PARTS OF THE EXERCISE:
1 > Using the PetMed Express stock report, answer each question:
(a) What is the market cap of PetMed Express?
(b) Which company is its primary competitor?
(c) What intrinsic value per share do the forecasts give?
2 > Write the next part of the PetMed Express stock report, starting after its last sentence.

DOCUMENT SECTION:
● ● ● ● ● ● ●

In this edition of the Value Seeker Report, we analyze an investment opportunity in PetMed Express (NasdaqGS: PETS) using fundamental and technical analysis.
- The COVID pandemic has bolstered demand for e-commerce almost everywhere you look. For example, pet care has seen a significant increase in e-commerce traffic for products ranging from toys to medication.
- PetMed Express (PETS) is America’s largest pet pharmacy. Its market cap is $606.7M, which makes it a small-cap stock.
- PETS does all of its business direct-to-consumer through the e-commerce channel. Its primary competitor in this space is Chewy (NYSE: CHWY). However, PETS focuses mainly on prescription and over-the-counter (OTC) medications, while CHWY ships a broad spectrum of products.
- PETS’ stock is currently trading at $30.38 per share. Using our forecasts, we arrive at an intrinsic value of $41.14 per share. This implies an upside of 35.3% on the investment.

● ● ● ● ● ● ●

EXTRACTED RECORDS:
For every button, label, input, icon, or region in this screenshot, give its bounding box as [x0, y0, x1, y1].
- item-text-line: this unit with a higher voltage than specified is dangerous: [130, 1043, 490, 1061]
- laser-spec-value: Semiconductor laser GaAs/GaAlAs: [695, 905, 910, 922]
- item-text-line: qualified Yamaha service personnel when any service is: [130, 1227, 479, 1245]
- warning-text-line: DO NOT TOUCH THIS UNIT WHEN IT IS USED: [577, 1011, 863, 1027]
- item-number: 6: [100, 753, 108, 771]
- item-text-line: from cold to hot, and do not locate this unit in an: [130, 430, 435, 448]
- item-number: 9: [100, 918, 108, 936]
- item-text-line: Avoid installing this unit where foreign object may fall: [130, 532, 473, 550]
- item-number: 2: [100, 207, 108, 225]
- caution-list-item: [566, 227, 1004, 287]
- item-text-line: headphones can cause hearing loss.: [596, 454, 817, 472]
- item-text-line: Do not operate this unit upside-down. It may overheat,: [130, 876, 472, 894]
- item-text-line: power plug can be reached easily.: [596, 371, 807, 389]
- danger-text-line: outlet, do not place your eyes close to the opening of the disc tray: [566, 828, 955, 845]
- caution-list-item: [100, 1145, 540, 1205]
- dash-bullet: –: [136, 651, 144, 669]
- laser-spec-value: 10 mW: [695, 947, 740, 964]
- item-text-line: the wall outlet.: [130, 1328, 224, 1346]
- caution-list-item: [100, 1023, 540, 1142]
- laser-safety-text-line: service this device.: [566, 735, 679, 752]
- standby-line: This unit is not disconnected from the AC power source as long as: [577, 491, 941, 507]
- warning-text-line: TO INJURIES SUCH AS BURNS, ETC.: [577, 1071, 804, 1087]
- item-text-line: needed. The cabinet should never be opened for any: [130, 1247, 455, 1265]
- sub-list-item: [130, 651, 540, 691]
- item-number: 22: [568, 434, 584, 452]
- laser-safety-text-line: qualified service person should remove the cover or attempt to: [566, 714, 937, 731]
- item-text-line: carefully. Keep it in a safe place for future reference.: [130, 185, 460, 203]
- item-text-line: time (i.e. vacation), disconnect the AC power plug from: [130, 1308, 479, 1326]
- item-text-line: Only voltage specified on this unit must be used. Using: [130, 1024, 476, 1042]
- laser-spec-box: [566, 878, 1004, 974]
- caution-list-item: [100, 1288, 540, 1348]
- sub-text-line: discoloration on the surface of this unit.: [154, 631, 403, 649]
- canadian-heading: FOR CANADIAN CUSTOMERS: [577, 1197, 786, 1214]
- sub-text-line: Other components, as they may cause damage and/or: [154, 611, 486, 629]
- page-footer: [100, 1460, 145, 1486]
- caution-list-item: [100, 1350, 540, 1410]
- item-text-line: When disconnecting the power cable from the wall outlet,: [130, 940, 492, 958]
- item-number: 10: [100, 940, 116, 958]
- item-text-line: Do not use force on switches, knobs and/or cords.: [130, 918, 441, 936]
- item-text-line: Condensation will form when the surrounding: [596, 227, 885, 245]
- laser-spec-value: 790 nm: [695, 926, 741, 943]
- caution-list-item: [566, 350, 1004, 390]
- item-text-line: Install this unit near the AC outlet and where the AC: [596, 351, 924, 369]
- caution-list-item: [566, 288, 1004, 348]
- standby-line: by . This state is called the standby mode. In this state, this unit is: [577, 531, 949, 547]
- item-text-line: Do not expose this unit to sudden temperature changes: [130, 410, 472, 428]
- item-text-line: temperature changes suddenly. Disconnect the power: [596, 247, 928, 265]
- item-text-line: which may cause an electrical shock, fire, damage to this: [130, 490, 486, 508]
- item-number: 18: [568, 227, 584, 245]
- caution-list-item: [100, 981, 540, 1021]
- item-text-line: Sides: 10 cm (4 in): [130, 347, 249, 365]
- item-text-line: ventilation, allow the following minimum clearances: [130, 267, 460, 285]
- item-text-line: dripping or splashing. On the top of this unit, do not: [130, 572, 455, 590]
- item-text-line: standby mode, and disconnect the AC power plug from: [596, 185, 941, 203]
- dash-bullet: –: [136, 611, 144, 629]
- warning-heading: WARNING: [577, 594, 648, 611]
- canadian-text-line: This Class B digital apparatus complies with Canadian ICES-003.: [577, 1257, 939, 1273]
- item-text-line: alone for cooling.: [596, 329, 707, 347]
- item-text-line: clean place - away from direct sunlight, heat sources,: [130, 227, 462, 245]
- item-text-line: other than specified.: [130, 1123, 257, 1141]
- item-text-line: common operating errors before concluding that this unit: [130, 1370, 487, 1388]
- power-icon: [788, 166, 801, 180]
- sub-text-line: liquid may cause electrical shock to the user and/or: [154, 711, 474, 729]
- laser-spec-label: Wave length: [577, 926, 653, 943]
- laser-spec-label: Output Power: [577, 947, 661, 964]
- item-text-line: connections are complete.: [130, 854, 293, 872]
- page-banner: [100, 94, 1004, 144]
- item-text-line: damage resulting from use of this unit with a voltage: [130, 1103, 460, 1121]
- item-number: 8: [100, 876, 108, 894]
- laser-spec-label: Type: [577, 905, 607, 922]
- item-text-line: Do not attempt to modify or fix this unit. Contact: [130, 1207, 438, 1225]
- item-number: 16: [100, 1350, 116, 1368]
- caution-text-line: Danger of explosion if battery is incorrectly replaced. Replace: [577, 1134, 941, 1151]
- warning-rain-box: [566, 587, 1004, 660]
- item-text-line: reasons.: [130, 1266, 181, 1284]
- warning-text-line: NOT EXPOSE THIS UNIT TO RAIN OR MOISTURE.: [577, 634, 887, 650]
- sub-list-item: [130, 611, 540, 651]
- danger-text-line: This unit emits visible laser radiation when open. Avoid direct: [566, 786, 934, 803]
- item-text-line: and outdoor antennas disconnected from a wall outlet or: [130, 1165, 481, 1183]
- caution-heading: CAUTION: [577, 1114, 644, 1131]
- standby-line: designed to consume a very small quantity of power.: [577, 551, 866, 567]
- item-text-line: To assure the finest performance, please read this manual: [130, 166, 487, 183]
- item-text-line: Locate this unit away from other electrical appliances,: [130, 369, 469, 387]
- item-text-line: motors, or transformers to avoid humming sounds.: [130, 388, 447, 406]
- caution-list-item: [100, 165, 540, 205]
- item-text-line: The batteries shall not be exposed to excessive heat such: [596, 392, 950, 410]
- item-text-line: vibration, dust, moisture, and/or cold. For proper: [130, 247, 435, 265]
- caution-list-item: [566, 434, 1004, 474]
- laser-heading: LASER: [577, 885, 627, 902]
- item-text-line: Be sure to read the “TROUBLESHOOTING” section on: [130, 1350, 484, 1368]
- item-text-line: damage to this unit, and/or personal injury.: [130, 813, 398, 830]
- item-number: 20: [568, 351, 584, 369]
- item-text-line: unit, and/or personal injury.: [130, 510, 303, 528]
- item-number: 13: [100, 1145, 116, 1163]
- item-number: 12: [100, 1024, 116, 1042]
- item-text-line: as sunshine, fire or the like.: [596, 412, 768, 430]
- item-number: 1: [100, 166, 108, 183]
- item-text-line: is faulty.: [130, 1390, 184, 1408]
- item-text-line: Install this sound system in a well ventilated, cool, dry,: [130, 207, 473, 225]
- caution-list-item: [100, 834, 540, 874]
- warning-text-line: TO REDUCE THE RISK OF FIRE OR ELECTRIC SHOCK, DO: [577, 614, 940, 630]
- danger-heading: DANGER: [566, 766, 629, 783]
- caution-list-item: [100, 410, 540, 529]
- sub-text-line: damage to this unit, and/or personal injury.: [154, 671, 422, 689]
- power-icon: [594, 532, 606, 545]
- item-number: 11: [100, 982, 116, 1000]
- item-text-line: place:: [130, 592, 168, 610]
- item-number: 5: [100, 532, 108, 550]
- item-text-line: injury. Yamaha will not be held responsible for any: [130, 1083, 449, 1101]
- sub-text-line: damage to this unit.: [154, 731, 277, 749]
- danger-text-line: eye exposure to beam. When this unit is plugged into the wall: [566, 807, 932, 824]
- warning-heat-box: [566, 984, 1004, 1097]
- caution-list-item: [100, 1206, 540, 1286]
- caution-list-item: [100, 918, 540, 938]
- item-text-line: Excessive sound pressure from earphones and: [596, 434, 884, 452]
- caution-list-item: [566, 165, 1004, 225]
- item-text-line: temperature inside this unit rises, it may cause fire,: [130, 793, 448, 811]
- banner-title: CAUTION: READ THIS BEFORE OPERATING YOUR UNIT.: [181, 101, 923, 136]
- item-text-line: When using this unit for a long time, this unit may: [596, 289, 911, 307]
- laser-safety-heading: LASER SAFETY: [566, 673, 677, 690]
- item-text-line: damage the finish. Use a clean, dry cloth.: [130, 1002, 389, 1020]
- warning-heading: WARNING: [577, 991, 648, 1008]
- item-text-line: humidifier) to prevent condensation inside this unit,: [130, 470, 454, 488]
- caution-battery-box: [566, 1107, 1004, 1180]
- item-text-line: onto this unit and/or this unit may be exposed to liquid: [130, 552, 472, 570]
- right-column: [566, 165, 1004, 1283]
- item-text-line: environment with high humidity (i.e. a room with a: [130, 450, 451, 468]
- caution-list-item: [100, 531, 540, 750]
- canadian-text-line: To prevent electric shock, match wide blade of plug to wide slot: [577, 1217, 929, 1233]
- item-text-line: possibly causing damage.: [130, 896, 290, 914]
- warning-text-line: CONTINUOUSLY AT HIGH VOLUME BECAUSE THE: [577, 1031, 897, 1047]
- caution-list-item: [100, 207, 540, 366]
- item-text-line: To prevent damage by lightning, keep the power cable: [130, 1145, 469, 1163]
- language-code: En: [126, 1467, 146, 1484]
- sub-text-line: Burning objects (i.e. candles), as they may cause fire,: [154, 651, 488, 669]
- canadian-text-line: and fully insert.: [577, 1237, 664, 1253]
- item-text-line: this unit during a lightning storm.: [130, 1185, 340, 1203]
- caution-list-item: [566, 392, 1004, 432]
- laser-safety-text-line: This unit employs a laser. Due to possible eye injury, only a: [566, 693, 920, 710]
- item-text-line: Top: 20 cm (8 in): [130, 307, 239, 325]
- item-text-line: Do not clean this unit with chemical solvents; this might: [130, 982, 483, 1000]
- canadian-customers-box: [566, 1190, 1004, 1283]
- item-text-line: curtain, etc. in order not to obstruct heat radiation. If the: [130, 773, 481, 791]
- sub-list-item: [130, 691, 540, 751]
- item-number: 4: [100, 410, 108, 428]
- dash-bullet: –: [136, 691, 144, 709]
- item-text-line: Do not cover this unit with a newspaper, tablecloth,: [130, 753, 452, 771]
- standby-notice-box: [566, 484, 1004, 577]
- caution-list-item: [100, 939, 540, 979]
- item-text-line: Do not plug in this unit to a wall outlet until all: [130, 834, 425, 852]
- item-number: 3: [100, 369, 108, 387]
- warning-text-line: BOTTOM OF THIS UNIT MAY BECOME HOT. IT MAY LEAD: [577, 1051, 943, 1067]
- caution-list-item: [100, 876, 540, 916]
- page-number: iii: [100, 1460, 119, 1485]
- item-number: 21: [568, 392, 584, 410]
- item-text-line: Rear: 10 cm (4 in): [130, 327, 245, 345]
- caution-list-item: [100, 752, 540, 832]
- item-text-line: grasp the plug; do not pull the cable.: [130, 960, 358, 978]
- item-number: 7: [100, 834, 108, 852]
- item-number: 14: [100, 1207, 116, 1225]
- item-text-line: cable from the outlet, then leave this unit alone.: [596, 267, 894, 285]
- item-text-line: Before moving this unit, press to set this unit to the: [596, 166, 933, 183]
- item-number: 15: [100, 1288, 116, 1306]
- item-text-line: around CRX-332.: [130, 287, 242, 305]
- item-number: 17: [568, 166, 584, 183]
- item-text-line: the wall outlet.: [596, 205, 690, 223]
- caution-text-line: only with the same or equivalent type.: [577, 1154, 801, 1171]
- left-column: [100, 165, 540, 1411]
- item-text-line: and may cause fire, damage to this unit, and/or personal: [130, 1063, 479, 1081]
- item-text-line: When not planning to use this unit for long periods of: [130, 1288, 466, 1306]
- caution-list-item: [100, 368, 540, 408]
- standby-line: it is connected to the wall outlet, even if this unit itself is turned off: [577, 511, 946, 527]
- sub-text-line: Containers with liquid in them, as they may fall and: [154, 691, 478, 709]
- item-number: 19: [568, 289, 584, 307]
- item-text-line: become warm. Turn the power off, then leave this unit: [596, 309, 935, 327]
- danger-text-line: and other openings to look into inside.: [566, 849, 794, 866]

● ● ● ● ● ● ●

YOUR WRITTEN ANSWERS:
1 >
(a) $606.7M
(b) Chewy (NYSE: CHWY)
(c) $41.14 per share

2 >
- The market had briefly priced in the benefit PETS will receive from the pandemic as early as March. Although, following PETS’ last earnings report, investors have tempered their expectations. As a result, PETS’ stock would need to appreciate over 38% in order to reach its August peak once again.
- The Firm has paid a quarterly dividend since 2015. In May, PETS raised its quarterly payout to $0.28 per share from $0.27 per share previously. The stock’s current dividend yield is 3.6%.
- As shown below, our forecasts indicate that PETS will produce the free cash flow necessary to raise its dividend by $0.04 per share annually over the forecast period.
- The stock trades at a Price to Earnings (P/E) ratio of 21.1. This isn’t particularly low, but investors should view the recent dividend increase as an indication of higher future earnings expectations.
- PETS operates under a debt-free capital structure. With all the recent criticism of non-productive debt issuance, you may be thinking this point was misplaced. It wasn’t. Just as too much debt can be problematic, businesses that don’t utilize enough debt can destroy value for shareholders.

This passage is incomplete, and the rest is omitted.